Reading passage.
Cesare Borgia: Juan...
One of us must ensure that she is a suitable bride. Or would you prefer the honour?
Cesare Borgia: I cannot. I am occupied in Rome.
Juan Borgia: Yes, so I've heard.
Cesare Borgia: What have you heard?
Juan Borgia: That beneath that cardinal's skirt, there may still be a man.
Alexander VI: Uh, uh...



Lucrezia Borgia: Look at you.
Paolo: Me?
Lucrezia Borgia: Like Narcissus. In the spring waters.
Paolo: Narcissus?
Lucrezia Borgia: You don't know Narcissus?
Paolo: I can neither read nor write, my Lady Lucrezia.
Narcissus fell in love with his own reflection. In the waters of a spring. Do not move.
Paolo: It is impossible.
Lucrezia Borgia: To fall in love with a reflection?
Paolo: To kiss it.
Lucrezia Borgia: And I thought I would never know sweetness.



Ursula Bonadeo: It's your residence, Cardinal?
Cesare Borgia: For the moment.
Ursula Bonadeo: You are spare in your tastes, Cardinal.
Cesare Borgia: There is but one ornament I need here.
Ursula Bonadeo: May I call you something other than Cardinal?
Cesare Borgia: Call me Cesare.
Ursula Bonadeo: Cesare. Remind me why I'm here, Cesare.
Cesare Borgia: Because you want to be.
Ursula Bonadeo: Because...
Cesare Borgia: Your husband's absence makes it possible.
Ursula Bonadeo: Because...
Cesare Borgia: It is time to stop pretending.
Ursula Bonadeo: Please. I do not trust my heart.
Cesare Borgia: Oh, you must, to have come here with me.
Ursula Bonadeo: Can you love me, Cesare Borgia? Or is it just desires of the flesh?
I am very much afraid that it is both. One or the other, I could deal with. Both, and I may be lost.

Rows from a layout dataset

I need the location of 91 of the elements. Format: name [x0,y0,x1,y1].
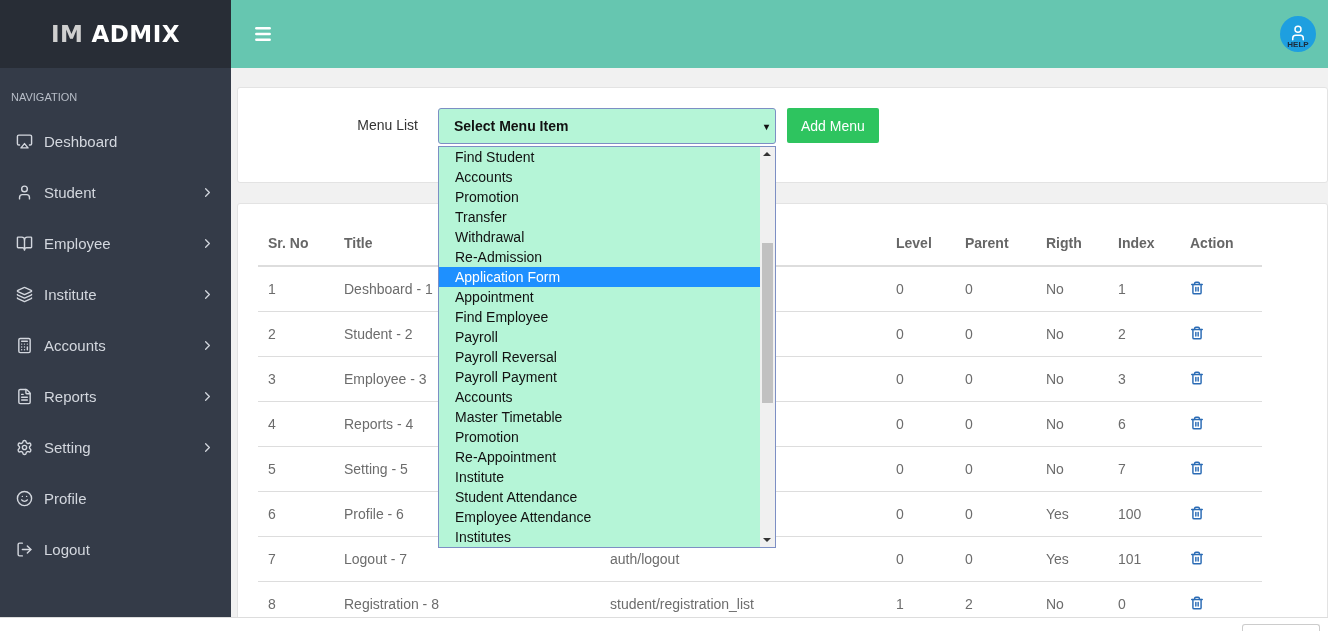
table-cell: Yes [1036,491,1108,537]
scrollbar[interactable] [760,147,775,547]
menu-list-label: Menu List [356,116,419,133]
dropdown-option[interactable]: Employee Attendance [439,507,760,527]
table-cell: 7 [258,536,334,582]
table-cell: 1 [258,266,334,312]
table-cell: 6 [258,491,334,537]
dropdown-option[interactable]: Find Employee [439,307,760,327]
table-cell: 0 [955,401,1036,447]
brand-logo: IM ADMIX [0,0,231,68]
dropdown-option[interactable]: Payroll Payment [439,367,760,387]
table-cell: 6 [1108,401,1180,447]
dropdown-option[interactable]: Institute [439,467,760,487]
nav-item[interactable]: Institute [0,269,231,320]
table-cell: No [1036,446,1108,492]
document-icon [16,388,33,405]
nav-item[interactable]: Reports [0,371,231,422]
column-header: Rigth [1036,211,1108,266]
table-cell: No [1036,356,1108,402]
dropdown-option[interactable]: Payroll Reversal [439,347,760,367]
dropdown-option[interactable]: Withdrawal [439,227,760,247]
table-cell: 0 [955,536,1036,582]
table-cell: 0 [886,266,955,312]
delete-icon[interactable] [1190,325,1204,340]
dropdown-option[interactable]: Student Attendance [439,487,760,507]
table-cell: 0 [955,266,1036,312]
table-cell: 1 [1108,266,1180,312]
column-header: Level [886,211,955,266]
dropdown-option[interactable]: Accounts [439,387,760,407]
delete-icon[interactable] [1190,595,1204,610]
delete-icon[interactable] [1190,460,1204,475]
calculator-icon [16,337,33,354]
column-header: Sr. No [258,211,334,266]
dropdown-option[interactable]: Master Timetable [439,407,760,427]
column-header: Parent [955,211,1036,266]
dropdown-option[interactable]: Find Student [439,147,760,167]
face-icon [16,490,33,507]
dropdown-option[interactable]: Transfer [439,207,760,227]
delete-icon[interactable] [1190,505,1204,520]
delete-icon[interactable] [1190,280,1204,295]
dropdown-option[interactable]: Re-Admission [439,247,760,267]
nav-item[interactable]: Logout [0,524,231,575]
table-cell: 0 [955,356,1036,402]
table-cell: No [1036,311,1108,357]
delete-icon[interactable] [1190,550,1204,565]
settings-icon [16,439,33,456]
help-icon[interactable]: HELP [1280,16,1316,52]
user-icon [16,184,33,201]
table-cell: 0 [886,401,955,447]
nav-item[interactable]: Profile [0,473,231,524]
table-cell: 0 [886,446,955,492]
column-header: Action [1180,211,1262,266]
dropdown-option[interactable]: Promotion [439,187,760,207]
delete-icon[interactable] [1190,370,1204,385]
table-cell: 0 [955,311,1036,357]
table-cell: No [1036,401,1108,447]
dropdown-option[interactable]: Accounts [439,167,760,187]
nav-item[interactable]: Accounts [0,320,231,371]
dropdown-option[interactable]: Appointment [439,287,760,307]
table-cell: 0 [955,446,1036,492]
dropdown-option[interactable]: Payroll [439,327,760,347]
nav-item[interactable]: Setting [0,422,231,473]
table-cell: No [1036,266,1108,312]
nav-item[interactable]: Deshboard [0,116,231,167]
table-cell: 0 [886,311,955,357]
table-cell: 5 [258,446,334,492]
nav-heading: NAVIGATION [10,90,79,105]
table-cell: Yes [1036,536,1108,582]
nav-item[interactable]: Employee [0,218,231,269]
table-cell: 4 [258,401,334,447]
column-header: Index [1108,211,1180,266]
table-cell: 0 [886,356,955,402]
caret-icon: ▾ [764,120,769,132]
table-cell: 100 [1108,491,1180,537]
table-cell: 3 [258,356,334,402]
table-cell: 0 [955,491,1036,537]
table-cell: 2 [1108,311,1180,357]
dropdown-option[interactable]: Re-Appointment [439,447,760,467]
monitor-icon [16,133,33,150]
table-cell: 3 [1108,356,1180,402]
layers-icon [16,286,33,303]
table-cell: 101 [1108,536,1180,582]
book-icon [16,235,33,252]
nav-item[interactable]: Student [0,167,231,218]
logout-icon [16,541,33,558]
table-cell: 0 [886,536,955,582]
table-cell: 2 [258,311,334,357]
table-cell: 7 [1108,446,1180,492]
table-cell: 0 [886,491,955,537]
dropdown-option[interactable]: Promotion [439,427,760,447]
delete-icon[interactable] [1190,415,1204,430]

Tasks to complete.
a - Reproduce the stretch of the dialogue from "Juan Borgia: That" through "Paolo: Narcissus?", word for word.
b - Answer these questions using the dialogue:
(i) Where does Cesare say he is occupied?
(ii) What does Paolo say he is unable to do?
(iii) What name does Cesare tell Ursula Bonadeo to call him?
The material above stands apart from the dialogue and is separate from it.

Answers for the tasks.
a -
Juan Borgia: That beneath that cardinal's skirt, there may still be a man.
Alexander VI: Uh, uh...



Lucrezia Borgia: Look at you.
Paolo: Me?
Lucrezia Borgia: Like Narcissus. In the spring waters.
Paolo: Narcissus?

b -
(i) In Rome.
(ii) He can neither read nor write.
(iii) Cesare.